[Box annotation data]
------
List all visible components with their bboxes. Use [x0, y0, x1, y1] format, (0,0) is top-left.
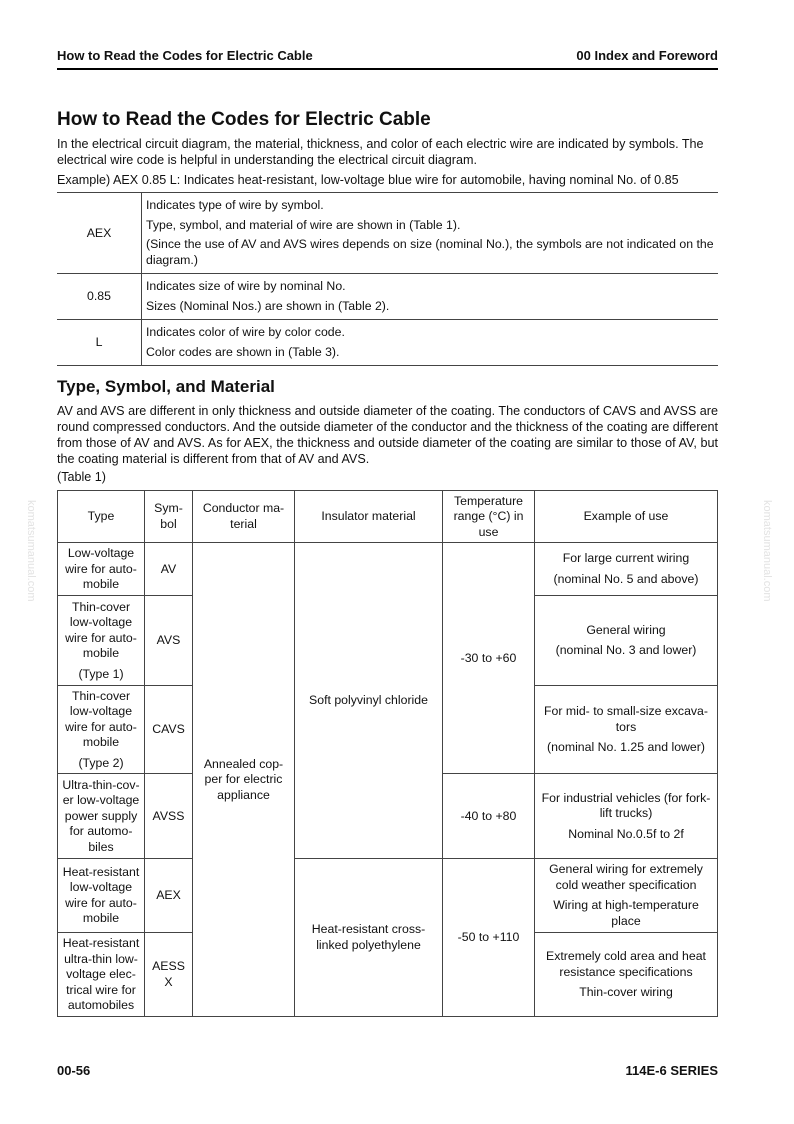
description-line: Indicates size of wire by nominal No. — [146, 279, 346, 294]
header-section: 00 Index and Foreword — [576, 48, 718, 63]
example-cell — [535, 543, 718, 596]
code-description — [142, 193, 719, 274]
insulator-cell-xlpe — [295, 859, 443, 1017]
page-header — [57, 48, 718, 68]
header-symbol: Sym- bol — [145, 491, 193, 543]
conductor-cell — [193, 543, 295, 1017]
code-table — [57, 192, 718, 366]
insulator-text: Heat-resistant cross- linked polyethylene — [311, 922, 426, 952]
code-cell: AEX — [57, 193, 142, 274]
example-cell — [535, 774, 718, 859]
header-temperature: Temperature range (°C) in use — [443, 491, 535, 543]
example-cell — [535, 596, 718, 686]
description-line: Sizes (Nominal Nos.) are shown in (Table 2). — [146, 298, 390, 313]
series-label: 114E-6 SERIES — [625, 1063, 718, 1078]
table-row — [58, 859, 718, 933]
example-line: Extremely cold area and heat resistance specifications — [546, 949, 706, 979]
description-line: Color codes are shown in (Table 3). — [146, 344, 340, 359]
symbol-cell: AESS X — [145, 933, 193, 1017]
code-cell: L — [57, 320, 142, 366]
example-cell — [535, 686, 718, 774]
insulator-text: Soft polyvinyl chloride — [309, 693, 428, 708]
temperature-cell: -30 to +60 — [443, 543, 535, 774]
type-text: Thin-cover low-voltage wire for auto- mobile — [65, 599, 137, 661]
description-line: Type, symbol, and material of wire are shown in (Table 1). — [146, 217, 461, 232]
header-type: Type — [58, 491, 145, 543]
code-row — [57, 193, 718, 274]
example-cell — [535, 859, 718, 933]
code-cell: 0.85 — [57, 274, 142, 320]
header-conductor: Conductor ma- terial — [193, 491, 295, 543]
header-insulator: Insulator material — [295, 491, 443, 543]
type-cell: Low-voltage wire for auto- mobile — [58, 543, 145, 596]
table-label: (Table 1) — [57, 469, 106, 484]
example-line: Nominal No.0.5f to 2f — [568, 826, 684, 841]
code-row — [57, 320, 718, 366]
type-cell: Heat-resistant ultra-thin low- voltage elec- trical wire for automobiles — [58, 933, 145, 1017]
section-title: Type, Symbol, and Material — [57, 377, 275, 397]
intro-paragraph: In the electrical circuit diagram, the material, thickness, and color of each electric wire are indicated by symbols. The electrical wire code is helpful in understanding the electrical circuit diagram. — [57, 137, 704, 167]
type-cell — [58, 596, 145, 686]
watermark-right: komatsumanual.com — [761, 500, 773, 602]
example-line: General wiring — [586, 622, 666, 637]
symbol-cell: AVSS — [145, 774, 193, 859]
code-description — [142, 320, 719, 366]
main-content — [57, 108, 718, 1017]
example-line: For industrial vehicles (for fork- lift trucks) — [541, 790, 711, 821]
example-line: For large current wiring — [562, 551, 690, 566]
code-row — [57, 274, 718, 320]
example-line: (nominal No. 1.25 and lower) — [547, 740, 705, 755]
type-text: Thin-cover low-voltage wire for auto- mobile — [65, 688, 137, 750]
type-subtext: (Type 1) — [78, 666, 124, 681]
type-cell — [58, 686, 145, 774]
header-title: How to Read the Codes for Electric Cable — [57, 48, 313, 63]
page-number: 00-56 — [57, 1063, 91, 1078]
temperature-cell: -50 to +110 — [443, 859, 535, 1017]
type-subtext: (Type 2) — [78, 755, 124, 770]
symbol-cell: AEX — [145, 859, 193, 933]
example-line: (nominal No. 5 and above) — [553, 571, 699, 586]
type-cell: Heat-resistant low-voltage wire for auto- mobile — [58, 859, 145, 933]
example-line: Example) AEX 0.85 L: Indicates heat-resistant, low-voltage blue wire for automobile, having nominal No. of 0.85 — [57, 172, 679, 187]
section-paragraph: AV and AVS are different in only thickness and outside diameter of the coating. The conductors of CAVS and AVSS are round compressed conductors. And the outside diameter of the conductor and the thickness of the coating are different from those of AV and AVS. As for AEX, the thickness and outside diameter of the coating are similar to those of AV, but the coating material is different from that of AV and AVS. — [57, 404, 718, 466]
example-line: (nominal No. 3 and lower) — [555, 643, 697, 658]
example-line: Thin-cover wiring — [579, 985, 673, 1000]
page-title: How to Read the Codes for Electric Cable — [57, 109, 431, 130]
symbol-cell: CAVS — [145, 686, 193, 774]
insulator-cell-pvc — [295, 543, 443, 859]
conductor-text: Annealed cop- per for electric appliance — [203, 756, 284, 802]
symbol-cell: AV — [145, 543, 193, 596]
description-line: Indicates type of wire by symbol. — [146, 198, 324, 213]
header-rule — [57, 68, 718, 70]
code-description — [142, 274, 719, 320]
table-row — [58, 543, 718, 596]
watermark-left: komatsumanual.com — [25, 500, 37, 602]
wire-type-table — [57, 490, 718, 1017]
table-header-row — [58, 491, 718, 543]
description-line: (Since the use of AV and AVS wires depends on size (nominal No.), the symbols are not indicated on the diagram.) — [146, 237, 714, 267]
description-line: Indicates color of wire by color code. — [146, 325, 345, 340]
symbol-cell: AVS — [145, 596, 193, 686]
example-line: General wiring for extremely cold weather specification — [549, 862, 703, 892]
temperature-cell: -40 to +80 — [443, 774, 535, 859]
example-line: For mid- to small-size excava- tors — [544, 704, 708, 734]
example-line: Wiring at high-temperature place — [553, 898, 699, 928]
header-example: Example of use — [535, 491, 718, 543]
type-cell: Ultra-thin-cov- er low-voltage power supply for automo- biles — [58, 774, 145, 859]
example-cell — [535, 933, 718, 1017]
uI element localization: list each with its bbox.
------
## THE REQUEST
In every item, swap "description-line" for "note-line" and keep everything else the same. Omit the pictures from your answer.

## FULL RESPONSE
List all visible components with their bboxes. Use [x0, y0, x1, y1] format, (0,0) is top-left.
note-line: Indicates size of wire by nominal No. — [146, 279, 346, 294]
header-section: 00 Index and Foreword — [576, 48, 718, 63]
example-cell — [535, 543, 718, 596]
code-description — [142, 193, 719, 274]
insulator-cell-xlpe — [295, 859, 443, 1017]
page-header — [57, 48, 718, 68]
header-symbol: Sym- bol — [145, 491, 193, 543]
conductor-cell — [193, 543, 295, 1017]
code-table — [57, 192, 718, 366]
insulator-text: Heat-resistant cross- linked polyethylene — [311, 922, 426, 952]
code-cell: AEX — [57, 193, 142, 274]
example-cell — [535, 774, 718, 859]
header-temperature: Temperature range (°C) in use — [443, 491, 535, 543]
example-cell — [535, 596, 718, 686]
note-line: Sizes (Nominal Nos.) are shown in (Table 2). — [146, 298, 390, 313]
series-label: 114E-6 SERIES — [625, 1063, 718, 1078]
table-row — [58, 859, 718, 933]
example-line: Extremely cold area and heat resistance specifications — [546, 949, 706, 979]
note-line: Color codes are shown in (Table 3). — [146, 344, 340, 359]
symbol-cell: AESS X — [145, 933, 193, 1017]
code-cell: L — [57, 320, 142, 366]
example-cell — [535, 686, 718, 774]
insulator-text: Soft polyvinyl chloride — [309, 693, 428, 708]
temperature-cell: -30 to +60 — [443, 543, 535, 774]
type-text: Thin-cover low-voltage wire for auto- mobile — [65, 599, 137, 661]
note-line: Type, symbol, and material of wire are shown in (Table 1). — [146, 217, 461, 232]
header-type: Type — [58, 491, 145, 543]
code-row — [57, 193, 718, 274]
example-cell — [535, 859, 718, 933]
code-cell: 0.85 — [57, 274, 142, 320]
header-conductor: Conductor ma- terial — [193, 491, 295, 543]
header-insulator: Insulator material — [295, 491, 443, 543]
type-cell: Low-voltage wire for auto- mobile — [58, 543, 145, 596]
table-label: (Table 1) — [57, 469, 106, 484]
example-line: Nominal No.0.5f to 2f — [568, 826, 684, 841]
code-row — [57, 320, 718, 366]
type-cell: Heat-resistant ultra-thin low- voltage elec- trical wire for automobiles — [58, 933, 145, 1017]
section-title: Type, Symbol, and Material — [57, 377, 275, 397]
intro-paragraph: In the electrical circuit diagram, the material, thickness, and color of each electric wire are indicated by symbols. The electrical wire code is helpful in understanding the electrical circuit diagram. — [57, 137, 704, 167]
type-cell — [58, 596, 145, 686]
watermark-right: komatsumanual.com — [761, 500, 773, 602]
example-line: General wiring — [586, 622, 666, 637]
symbol-cell: AVSS — [145, 774, 193, 859]
code-description — [142, 320, 719, 366]
main-content — [57, 108, 718, 1017]
example-line: For industrial vehicles (for fork- lift trucks) — [541, 790, 711, 821]
example-line: For large current wiring — [562, 551, 690, 566]
code-row — [57, 274, 718, 320]
example-line: (nominal No. 1.25 and lower) — [547, 740, 705, 755]
type-text: Thin-cover low-voltage wire for auto- mobile — [65, 688, 137, 750]
type-subtext: (Type 1) — [78, 666, 124, 681]
type-cell — [58, 686, 145, 774]
header-title: How to Read the Codes for Electric Cable — [57, 48, 313, 63]
page-number: 00-56 — [57, 1063, 91, 1078]
temperature-cell: -50 to +110 — [443, 859, 535, 1017]
type-subtext: (Type 2) — [78, 755, 124, 770]
symbol-cell: AEX — [145, 859, 193, 933]
example-line: (nominal No. 5 and above) — [553, 571, 699, 586]
type-cell: Heat-resistant low-voltage wire for auto- mobile — [58, 859, 145, 933]
example-line: Example) AEX 0.85 L: Indicates heat-resistant, low-voltage blue wire for automobile, having nominal No. of 0.85 — [57, 172, 679, 187]
section-paragraph: AV and AVS are different in only thickness and outside diameter of the coating. The conductors of CAVS and AVSS are round compressed conductors. And the outside diameter of the conductor and the thickness of the coating are different from those of AV and AVS. As for AEX, the thickness and outside diameter of the coating are similar to those of AV, but the coating material is different from that of AV and AVS. — [57, 404, 718, 466]
example-line: (nominal No. 3 and lower) — [555, 643, 697, 658]
example-line: Thin-cover wiring — [579, 985, 673, 1000]
page-title: How to Read the Codes for Electric Cable — [57, 109, 431, 130]
symbol-cell: CAVS — [145, 686, 193, 774]
insulator-cell-pvc — [295, 543, 443, 859]
conductor-text: Annealed cop- per for electric appliance — [203, 756, 284, 802]
symbol-cell: AV — [145, 543, 193, 596]
note-line: Indicates type of wire by symbol. — [146, 198, 324, 213]
header-rule — [57, 68, 718, 70]
code-description — [142, 274, 719, 320]
table-row — [58, 543, 718, 596]
watermark-left: komatsumanual.com — [25, 500, 37, 602]
wire-type-table — [57, 490, 718, 1017]
table-header-row — [58, 491, 718, 543]
note-line: (Since the use of AV and AVS wires depends on size (nominal No.), the symbols are not indicated on the diagram.) — [146, 237, 714, 267]
note-line: Indicates color of wire by color code. — [146, 325, 345, 340]
symbol-cell: AVS — [145, 596, 193, 686]
example-line: General wiring for extremely cold weather specification — [549, 862, 703, 892]
temperature-cell: -40 to +80 — [443, 774, 535, 859]
example-line: For mid- to small-size excava- tors — [544, 704, 708, 734]
example-line: Wiring at high-temperature place — [553, 898, 699, 928]
header-example: Example of use — [535, 491, 718, 543]
type-cell: Ultra-thin-cov- er low-voltage power supply for automo- biles — [58, 774, 145, 859]
example-cell — [535, 933, 718, 1017]
uI element localization: list each with its bbox.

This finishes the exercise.